** start Stored data **
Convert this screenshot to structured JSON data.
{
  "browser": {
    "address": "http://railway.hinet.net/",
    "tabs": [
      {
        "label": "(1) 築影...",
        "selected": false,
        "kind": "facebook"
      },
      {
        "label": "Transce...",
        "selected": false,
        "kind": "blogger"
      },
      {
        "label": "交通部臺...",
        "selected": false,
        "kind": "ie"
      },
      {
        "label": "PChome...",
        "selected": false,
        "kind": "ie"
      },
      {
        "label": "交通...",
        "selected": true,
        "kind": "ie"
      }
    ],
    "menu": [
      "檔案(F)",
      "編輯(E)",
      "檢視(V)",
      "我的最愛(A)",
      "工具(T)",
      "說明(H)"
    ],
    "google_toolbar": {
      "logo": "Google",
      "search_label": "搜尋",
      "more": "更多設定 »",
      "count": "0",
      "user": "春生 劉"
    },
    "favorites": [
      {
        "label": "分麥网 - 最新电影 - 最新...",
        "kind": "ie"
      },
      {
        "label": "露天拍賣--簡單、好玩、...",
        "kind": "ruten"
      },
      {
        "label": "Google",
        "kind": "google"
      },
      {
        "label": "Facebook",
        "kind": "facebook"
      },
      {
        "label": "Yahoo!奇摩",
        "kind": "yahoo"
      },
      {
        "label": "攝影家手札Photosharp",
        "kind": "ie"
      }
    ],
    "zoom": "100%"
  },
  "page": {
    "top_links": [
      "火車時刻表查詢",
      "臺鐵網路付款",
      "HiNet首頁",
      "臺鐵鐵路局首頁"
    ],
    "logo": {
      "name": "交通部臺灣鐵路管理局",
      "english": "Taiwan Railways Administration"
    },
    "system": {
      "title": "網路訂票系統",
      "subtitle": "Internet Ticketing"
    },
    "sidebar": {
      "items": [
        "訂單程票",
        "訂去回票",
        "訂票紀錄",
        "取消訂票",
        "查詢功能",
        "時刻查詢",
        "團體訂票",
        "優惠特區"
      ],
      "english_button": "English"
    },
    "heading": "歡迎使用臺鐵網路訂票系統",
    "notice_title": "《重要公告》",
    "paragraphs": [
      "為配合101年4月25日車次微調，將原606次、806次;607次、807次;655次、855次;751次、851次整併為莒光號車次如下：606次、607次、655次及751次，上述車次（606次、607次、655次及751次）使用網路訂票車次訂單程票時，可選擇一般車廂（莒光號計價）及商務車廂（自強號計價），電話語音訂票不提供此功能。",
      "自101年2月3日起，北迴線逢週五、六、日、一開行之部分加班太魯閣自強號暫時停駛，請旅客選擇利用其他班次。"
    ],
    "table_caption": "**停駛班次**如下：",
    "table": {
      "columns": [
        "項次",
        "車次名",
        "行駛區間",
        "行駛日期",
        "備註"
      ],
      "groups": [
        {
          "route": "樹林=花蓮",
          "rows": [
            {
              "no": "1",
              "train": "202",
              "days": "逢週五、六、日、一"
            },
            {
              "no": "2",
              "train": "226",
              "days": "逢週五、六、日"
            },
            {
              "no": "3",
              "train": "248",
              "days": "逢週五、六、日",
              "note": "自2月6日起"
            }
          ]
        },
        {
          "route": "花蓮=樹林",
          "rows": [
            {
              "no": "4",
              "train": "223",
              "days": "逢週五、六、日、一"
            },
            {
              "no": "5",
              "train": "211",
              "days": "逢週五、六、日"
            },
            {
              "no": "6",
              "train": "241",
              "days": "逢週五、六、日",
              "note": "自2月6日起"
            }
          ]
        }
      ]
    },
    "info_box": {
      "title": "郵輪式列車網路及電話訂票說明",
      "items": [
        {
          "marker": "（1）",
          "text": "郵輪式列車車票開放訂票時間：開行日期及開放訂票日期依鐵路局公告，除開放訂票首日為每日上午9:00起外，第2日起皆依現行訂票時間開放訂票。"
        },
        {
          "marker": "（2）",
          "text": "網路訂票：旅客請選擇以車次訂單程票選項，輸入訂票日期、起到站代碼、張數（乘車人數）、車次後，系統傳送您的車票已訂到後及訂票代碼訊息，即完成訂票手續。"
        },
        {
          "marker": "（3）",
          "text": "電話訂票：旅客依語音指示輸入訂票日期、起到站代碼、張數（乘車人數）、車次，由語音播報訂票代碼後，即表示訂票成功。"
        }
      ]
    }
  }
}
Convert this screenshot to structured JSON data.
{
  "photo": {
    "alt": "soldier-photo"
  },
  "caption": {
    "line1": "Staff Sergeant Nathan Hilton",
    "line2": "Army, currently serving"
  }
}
** end Stored data **
_To be done_:
Restate the listing in full, word for word.

_Solution to the problem_:
Convert this screenshot to structured JSON data.
{
  "browser": {
    "address": "http://railway.hinet.net/",
    "tabs": [
      {
        "label": "(1) 築影...",
        "selected": false,
        "kind": "facebook"
      },
      {
        "label": "Transce...",
        "selected": false,
        "kind": "blogger"
      },
      {
        "label": "交通部臺...",
        "selected": false,
        "kind": "ie"
      },
      {
        "label": "PChome...",
        "selected": false,
        "kind": "ie"
      },
      {
        "label": "交通...",
        "selected": true,
        "kind": "ie"
      }
    ],
    "menu": [
      "檔案(F)",
      "編輯(E)",
      "檢視(V)",
      "我的最愛(A)",
      "工具(T)",
      "說明(H)"
    ],
    "google_toolbar": {
      "logo": "Google",
      "search_label": "搜尋",
      "more": "更多設定 »",
      "count": "0",
      "user": "春生 劉"
    },
    "favorites": [
      {
        "label": "分麥网 - 最新电影 - 最新...",
        "kind": "ie"
      },
      {
        "label": "露天拍賣--簡單、好玩、...",
        "kind": "ruten"
      },
      {
        "label": "Google",
        "kind": "google"
      },
      {
        "label": "Facebook",
        "kind": "facebook"
      },
      {
        "label": "Yahoo!奇摩",
        "kind": "yahoo"
      },
      {
        "label": "攝影家手札Photosharp",
        "kind": "ie"
      }
    ],
    "zoom": "100%"
  },
  "page": {
    "top_links": [
      "火車時刻表查詢",
      "臺鐵網路付款",
      "HiNet首頁",
      "臺鐵鐵路局首頁"
    ],
    "logo": {
      "name": "交通部臺灣鐵路管理局",
      "english": "Taiwan Railways Administration"
    },
    "system": {
      "title": "網路訂票系統",
      "subtitle": "Internet Ticketing"
    },
    "sidebar": {
      "items": [
        "訂單程票",
        "訂去回票",
        "訂票紀錄",
        "取消訂票",
        "查詢功能",
        "時刻查詢",
        "團體訂票",
        "優惠特區"
      ],
      "english_button": "English"
    },
    "heading": "歡迎使用臺鐵網路訂票系統",
    "notice_title": "《重要公告》",
    "paragraphs": [
      "為配合101年4月25日車次微調，將原606次、806次;607次、807次;655次、855次;751次、851次整併為莒光號車次如下：606次、607次、655次及751次，上述車次（606次、607次、655次及751次）使用網路訂票車次訂單程票時，可選擇一般車廂（莒光號計價）及商務車廂（自強號計價），電話語音訂票不提供此功能。",
      "自101年2月3日起，北迴線逢週五、六、日、一開行之部分加班太魯閣自強號暫時停駛，請旅客選擇利用其他班次。"
    ],
    "table_caption": "**停駛班次**如下：",
    "table": {
      "columns": [
        "項次",
        "車次名",
        "行駛區間",
        "行駛日期",
        "備註"
      ],
      "groups": [
        {
          "route": "樹林=花蓮",
          "rows": [
            {
              "no": "1",
              "train": "202",
              "days": "逢週五、六、日、一"
            },
            {
              "no": "2",
              "train": "226",
              "days": "逢週五、六、日"
            },
            {
              "no": "3",
              "train": "248",
              "days": "逢週五、六、日",
              "note": "自2月6日起"
            }
          ]
        },
        {
          "route": "花蓮=樹林",
          "rows": [
            {
              "no": "4",
              "train": "223",
              "days": "逢週五、六、日、一"
            },
            {
              "no": "5",
              "train": "211",
              "days": "逢週五、六、日"
            },
            {
              "no": "6",
              "train": "241",
              "days": "逢週五、六、日",
              "note": "自2月6日起"
            }
          ]
        }
      ]
    },
    "info_box": {
      "title": "郵輪式列車網路及電話訂票說明",
      "items": [
        {
          "marker": "（1）",
          "text": "郵輪式列車車票開放訂票時間：開行日期及開放訂票日期依鐵路局公告，除開放訂票首日為每日上午9:00起外，第2日起皆依現行訂票時間開放訂票。"
        },
        {
          "marker": "（2）",
          "text": "網路訂票：旅客請選擇以車次訂單程票選項，輸入訂票日期、起到站代碼、張數（乘車人數）、車次後，系統傳送您的車票已訂到後及訂票代碼訊息，即完成訂票手續。"
        },
        {
          "marker": "（3）",
          "text": "電話訂票：旅客依語音指示輸入訂票日期、起到站代碼、張數（乘車人數）、車次，由語音播報訂票代碼後，即表示訂票成功。"
        }
      ]
    }
  }
}
Convert this screenshot to structured JSON data.
{
  "photo": {
    "alt": "soldier-photo"
  },
  "caption": {
    "line1": "Staff Sergeant Nathan Hilton",
    "line2": "Army, currently serving"
  }
}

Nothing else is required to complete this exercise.